Ich bin kein Freund von Tierparks, selbst wenn bei uns in Schönbrunn der älteste der Welt steht und seine Besuchermaschinerie mehr Publikum anzieht als die benachbarten Schlosssäle der Habsburgerdynastie. Schon gar nicht bin ich ein Freund moderner Zoopädagogik, bei der ausgewachsene Löwen und Tiger zu Fütterungszeiten – nur getrennt durch eine zentimeterdicke Glasscheibe – Kaninchenkadever vor den Augen von Kleinkindern zerreissen. Ich lasse mir von keinem »Experten« einreden, dass solche visuellen Inszenierungen der Natur für uns in irgendeiner Weise lehrreich sein könnten.

**Aufgaben**
[1] Schreiben Sie aus dem Text über Tierparks den Abschnitt von „Ich bin kein“ bis einschließlich „lehrreich sein könnten.“ wortgetreu ab.
[2] Was steht laut dem Text über Tierparks in Schönbrunn?

Aufzeichnungen, wo Elemente erscheinen:

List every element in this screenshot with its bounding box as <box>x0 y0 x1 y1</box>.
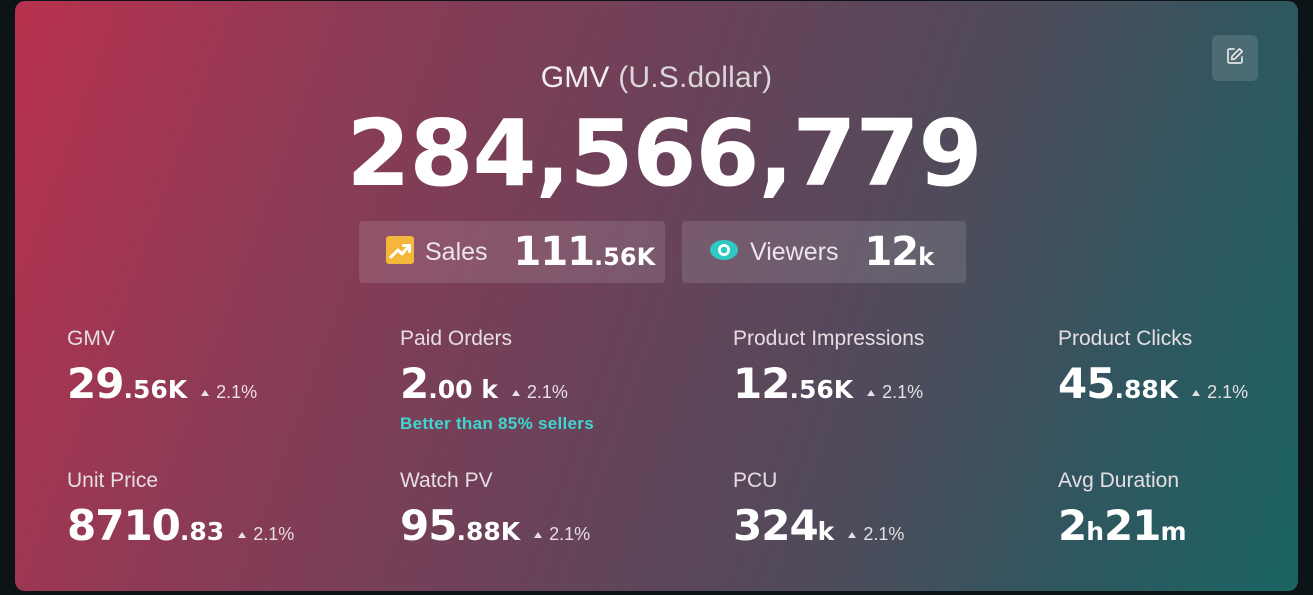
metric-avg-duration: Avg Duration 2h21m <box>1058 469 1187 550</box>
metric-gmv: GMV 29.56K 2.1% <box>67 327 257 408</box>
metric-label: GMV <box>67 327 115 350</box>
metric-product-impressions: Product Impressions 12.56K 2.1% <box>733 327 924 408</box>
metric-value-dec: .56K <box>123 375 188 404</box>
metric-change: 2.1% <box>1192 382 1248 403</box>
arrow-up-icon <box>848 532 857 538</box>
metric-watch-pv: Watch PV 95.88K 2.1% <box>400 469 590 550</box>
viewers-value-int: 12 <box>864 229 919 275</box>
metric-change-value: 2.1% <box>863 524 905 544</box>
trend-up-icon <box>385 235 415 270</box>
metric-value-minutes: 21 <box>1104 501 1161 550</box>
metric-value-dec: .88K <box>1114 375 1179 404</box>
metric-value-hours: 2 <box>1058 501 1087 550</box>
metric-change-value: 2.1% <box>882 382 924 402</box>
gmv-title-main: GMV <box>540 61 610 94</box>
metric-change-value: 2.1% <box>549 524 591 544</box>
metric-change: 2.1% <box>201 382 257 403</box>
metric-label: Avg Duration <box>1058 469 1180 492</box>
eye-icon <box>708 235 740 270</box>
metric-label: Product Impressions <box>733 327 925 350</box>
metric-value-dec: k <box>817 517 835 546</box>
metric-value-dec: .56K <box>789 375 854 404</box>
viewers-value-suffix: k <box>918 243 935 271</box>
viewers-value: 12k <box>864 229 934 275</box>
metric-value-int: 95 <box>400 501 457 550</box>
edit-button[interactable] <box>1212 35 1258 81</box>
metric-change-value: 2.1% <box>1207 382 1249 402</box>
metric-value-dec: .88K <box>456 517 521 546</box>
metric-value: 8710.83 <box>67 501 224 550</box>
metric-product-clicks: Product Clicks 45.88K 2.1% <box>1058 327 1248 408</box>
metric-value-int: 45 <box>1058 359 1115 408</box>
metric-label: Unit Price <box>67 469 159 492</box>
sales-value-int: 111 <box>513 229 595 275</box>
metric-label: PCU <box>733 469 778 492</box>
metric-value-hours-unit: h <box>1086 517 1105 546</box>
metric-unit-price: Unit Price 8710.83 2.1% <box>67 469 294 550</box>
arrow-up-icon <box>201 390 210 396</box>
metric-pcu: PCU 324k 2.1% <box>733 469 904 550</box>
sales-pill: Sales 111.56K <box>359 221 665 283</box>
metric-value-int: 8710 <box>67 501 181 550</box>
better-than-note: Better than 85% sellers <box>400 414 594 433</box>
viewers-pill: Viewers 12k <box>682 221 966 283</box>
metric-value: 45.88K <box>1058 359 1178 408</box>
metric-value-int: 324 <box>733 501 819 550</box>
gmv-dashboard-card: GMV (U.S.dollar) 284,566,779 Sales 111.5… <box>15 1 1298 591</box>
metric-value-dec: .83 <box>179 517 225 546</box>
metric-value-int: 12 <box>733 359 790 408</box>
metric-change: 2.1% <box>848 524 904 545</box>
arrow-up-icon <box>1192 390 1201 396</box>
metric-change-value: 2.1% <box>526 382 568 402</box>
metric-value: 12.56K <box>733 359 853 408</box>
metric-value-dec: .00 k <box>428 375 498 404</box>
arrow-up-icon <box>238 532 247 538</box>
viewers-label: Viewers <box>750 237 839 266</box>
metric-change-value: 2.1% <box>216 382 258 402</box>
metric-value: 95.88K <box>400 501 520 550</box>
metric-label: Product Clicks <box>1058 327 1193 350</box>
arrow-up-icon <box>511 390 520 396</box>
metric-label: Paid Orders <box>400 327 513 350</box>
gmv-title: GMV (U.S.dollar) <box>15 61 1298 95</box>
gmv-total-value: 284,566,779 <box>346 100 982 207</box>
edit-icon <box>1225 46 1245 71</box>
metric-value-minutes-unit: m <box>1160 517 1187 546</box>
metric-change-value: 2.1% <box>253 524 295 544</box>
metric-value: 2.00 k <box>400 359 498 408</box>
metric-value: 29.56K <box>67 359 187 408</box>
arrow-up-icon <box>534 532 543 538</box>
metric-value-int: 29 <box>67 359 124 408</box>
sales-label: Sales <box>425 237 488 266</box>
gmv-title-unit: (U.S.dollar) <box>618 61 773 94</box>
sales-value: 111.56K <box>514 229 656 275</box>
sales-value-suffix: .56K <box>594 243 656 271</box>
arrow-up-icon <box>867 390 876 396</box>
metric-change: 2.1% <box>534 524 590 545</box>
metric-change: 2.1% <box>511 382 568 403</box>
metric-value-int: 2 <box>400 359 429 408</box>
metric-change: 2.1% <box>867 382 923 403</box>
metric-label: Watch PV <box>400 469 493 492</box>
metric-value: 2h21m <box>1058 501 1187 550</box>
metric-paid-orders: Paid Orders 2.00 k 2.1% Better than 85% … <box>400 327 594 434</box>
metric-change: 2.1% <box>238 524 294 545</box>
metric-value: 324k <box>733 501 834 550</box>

**Lösungen**
[1]
Ich bin kein Freund von Tierparks, selbst wenn bei uns in Schönbrunn der älteste der Welt steht und seine Besuchermaschinerie mehr Publikum anzieht als die benachbarten Schlosssäle der Habsburgerdynastie. Schon gar nicht bin ich ein Freund moderner Zoopädagogik, bei der ausgewachsene Löwen und Tiger zu Fütterungszeiten – nur getrennt durch eine zentimeterdicke Glasscheibe – Kaninchenkadever vor den Augen von Kleinkindern zerreissen. Ich lasse mir von keinem »Experten« einreden, dass solche visuellen Inszenierungen der Natur für uns in irgendeiner Weise lehrreich sein könnten.

[2] Der älteste Tierpark der Welt.